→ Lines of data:

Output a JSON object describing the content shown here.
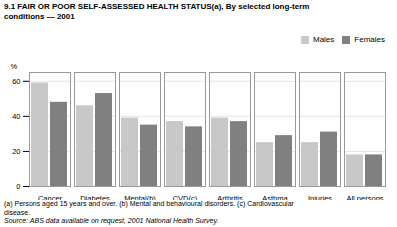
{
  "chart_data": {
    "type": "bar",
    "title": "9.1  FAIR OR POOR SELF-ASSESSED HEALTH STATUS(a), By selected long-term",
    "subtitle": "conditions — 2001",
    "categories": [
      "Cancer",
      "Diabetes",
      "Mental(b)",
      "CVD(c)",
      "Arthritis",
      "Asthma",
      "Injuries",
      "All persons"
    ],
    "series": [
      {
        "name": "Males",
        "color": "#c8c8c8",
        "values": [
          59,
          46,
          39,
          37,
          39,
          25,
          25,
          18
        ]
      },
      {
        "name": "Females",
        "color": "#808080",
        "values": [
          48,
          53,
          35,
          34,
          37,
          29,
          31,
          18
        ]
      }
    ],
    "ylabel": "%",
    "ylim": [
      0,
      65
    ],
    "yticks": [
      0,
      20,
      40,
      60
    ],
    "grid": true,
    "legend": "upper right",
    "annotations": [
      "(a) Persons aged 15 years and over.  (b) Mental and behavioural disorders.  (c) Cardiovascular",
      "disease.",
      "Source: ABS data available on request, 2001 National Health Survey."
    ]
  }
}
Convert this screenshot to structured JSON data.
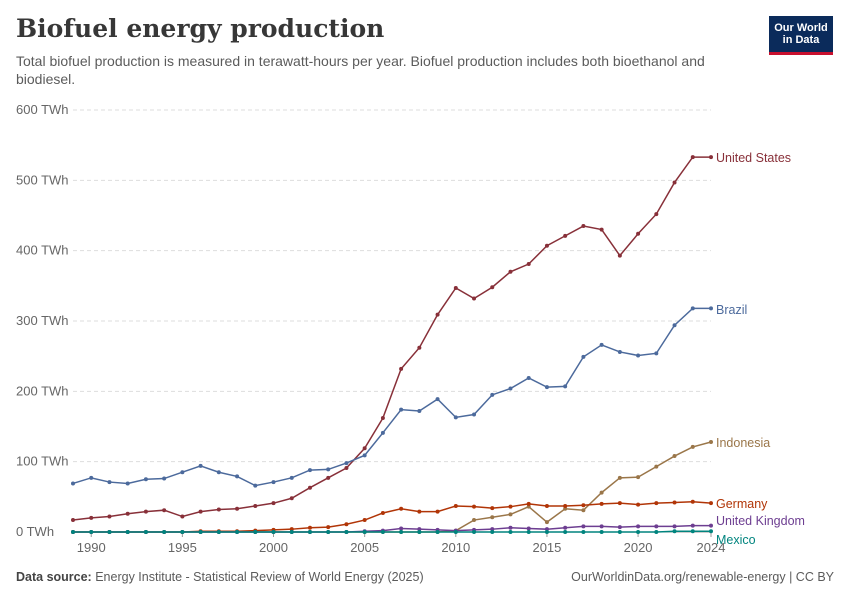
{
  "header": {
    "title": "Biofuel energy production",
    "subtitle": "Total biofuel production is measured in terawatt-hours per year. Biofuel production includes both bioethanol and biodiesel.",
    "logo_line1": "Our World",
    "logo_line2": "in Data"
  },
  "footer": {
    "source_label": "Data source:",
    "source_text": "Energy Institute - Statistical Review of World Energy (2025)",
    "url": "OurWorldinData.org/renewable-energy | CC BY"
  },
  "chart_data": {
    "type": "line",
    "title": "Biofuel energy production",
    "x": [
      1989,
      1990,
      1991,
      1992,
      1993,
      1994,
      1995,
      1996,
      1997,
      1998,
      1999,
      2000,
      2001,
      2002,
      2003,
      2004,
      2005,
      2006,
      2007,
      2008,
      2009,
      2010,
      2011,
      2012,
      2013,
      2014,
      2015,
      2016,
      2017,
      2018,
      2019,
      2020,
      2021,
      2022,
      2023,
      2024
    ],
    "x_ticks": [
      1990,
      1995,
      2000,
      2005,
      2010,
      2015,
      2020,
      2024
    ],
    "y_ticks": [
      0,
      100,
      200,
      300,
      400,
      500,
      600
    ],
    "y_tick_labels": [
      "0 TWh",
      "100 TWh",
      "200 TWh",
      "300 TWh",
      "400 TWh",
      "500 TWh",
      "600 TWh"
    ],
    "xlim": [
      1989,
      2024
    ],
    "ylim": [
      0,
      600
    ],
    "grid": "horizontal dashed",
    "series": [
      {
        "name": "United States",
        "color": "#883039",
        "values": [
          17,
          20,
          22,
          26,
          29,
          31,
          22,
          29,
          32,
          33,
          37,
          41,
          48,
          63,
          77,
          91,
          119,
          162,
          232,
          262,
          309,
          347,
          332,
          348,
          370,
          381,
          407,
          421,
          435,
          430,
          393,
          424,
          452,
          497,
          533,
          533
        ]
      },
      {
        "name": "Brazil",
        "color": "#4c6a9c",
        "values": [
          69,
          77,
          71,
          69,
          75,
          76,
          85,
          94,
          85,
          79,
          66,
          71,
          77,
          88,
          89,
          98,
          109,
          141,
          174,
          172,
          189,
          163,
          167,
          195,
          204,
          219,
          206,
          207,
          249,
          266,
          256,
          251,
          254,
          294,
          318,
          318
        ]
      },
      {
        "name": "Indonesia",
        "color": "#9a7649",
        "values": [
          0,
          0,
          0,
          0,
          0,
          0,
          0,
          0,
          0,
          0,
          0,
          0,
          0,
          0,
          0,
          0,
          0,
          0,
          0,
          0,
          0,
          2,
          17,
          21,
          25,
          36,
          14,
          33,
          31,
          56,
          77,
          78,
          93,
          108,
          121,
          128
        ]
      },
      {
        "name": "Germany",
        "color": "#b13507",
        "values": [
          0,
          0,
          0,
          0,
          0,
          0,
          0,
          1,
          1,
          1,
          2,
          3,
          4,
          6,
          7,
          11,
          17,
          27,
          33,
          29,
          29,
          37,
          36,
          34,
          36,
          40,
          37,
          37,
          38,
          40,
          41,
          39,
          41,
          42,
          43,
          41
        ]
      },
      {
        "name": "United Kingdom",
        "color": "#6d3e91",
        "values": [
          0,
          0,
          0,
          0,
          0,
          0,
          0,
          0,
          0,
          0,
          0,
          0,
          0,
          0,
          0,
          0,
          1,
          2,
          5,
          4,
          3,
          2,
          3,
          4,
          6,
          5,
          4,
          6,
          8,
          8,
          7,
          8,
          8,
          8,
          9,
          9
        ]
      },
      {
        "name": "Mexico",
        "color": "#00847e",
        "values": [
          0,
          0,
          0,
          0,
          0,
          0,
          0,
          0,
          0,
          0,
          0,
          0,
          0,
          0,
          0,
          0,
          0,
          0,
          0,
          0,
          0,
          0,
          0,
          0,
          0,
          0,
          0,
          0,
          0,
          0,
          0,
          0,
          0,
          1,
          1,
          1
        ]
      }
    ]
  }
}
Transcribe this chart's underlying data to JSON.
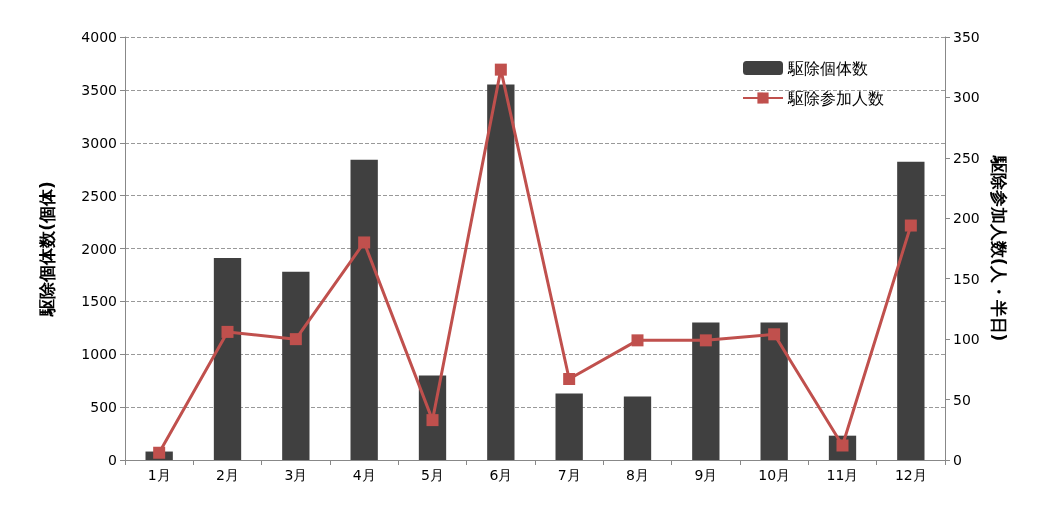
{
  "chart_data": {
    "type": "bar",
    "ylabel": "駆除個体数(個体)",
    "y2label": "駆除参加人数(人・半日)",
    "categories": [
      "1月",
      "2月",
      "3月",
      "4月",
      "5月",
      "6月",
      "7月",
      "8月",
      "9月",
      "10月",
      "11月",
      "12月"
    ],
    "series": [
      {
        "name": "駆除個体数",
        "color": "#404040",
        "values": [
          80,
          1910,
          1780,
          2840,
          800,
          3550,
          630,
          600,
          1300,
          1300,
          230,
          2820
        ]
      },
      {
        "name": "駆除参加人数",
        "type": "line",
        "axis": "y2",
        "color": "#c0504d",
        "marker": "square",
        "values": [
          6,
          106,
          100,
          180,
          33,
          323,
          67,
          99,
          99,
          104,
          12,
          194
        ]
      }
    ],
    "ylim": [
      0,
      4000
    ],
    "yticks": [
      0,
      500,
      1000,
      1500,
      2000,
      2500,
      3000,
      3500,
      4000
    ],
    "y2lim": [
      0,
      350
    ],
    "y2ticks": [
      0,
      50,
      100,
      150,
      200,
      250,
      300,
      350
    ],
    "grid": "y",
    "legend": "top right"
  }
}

→ Exercise goal:
Look for the word "subtitle" in every line of the listing and copy the lines that have it.

→ Answer for the task:
    "subtitle": "conditions — 2001",
    "subtitle": "Total biofuel production is measured in terawatt-hours per year. Biofuel production includes both bioethanol and biodiesel.",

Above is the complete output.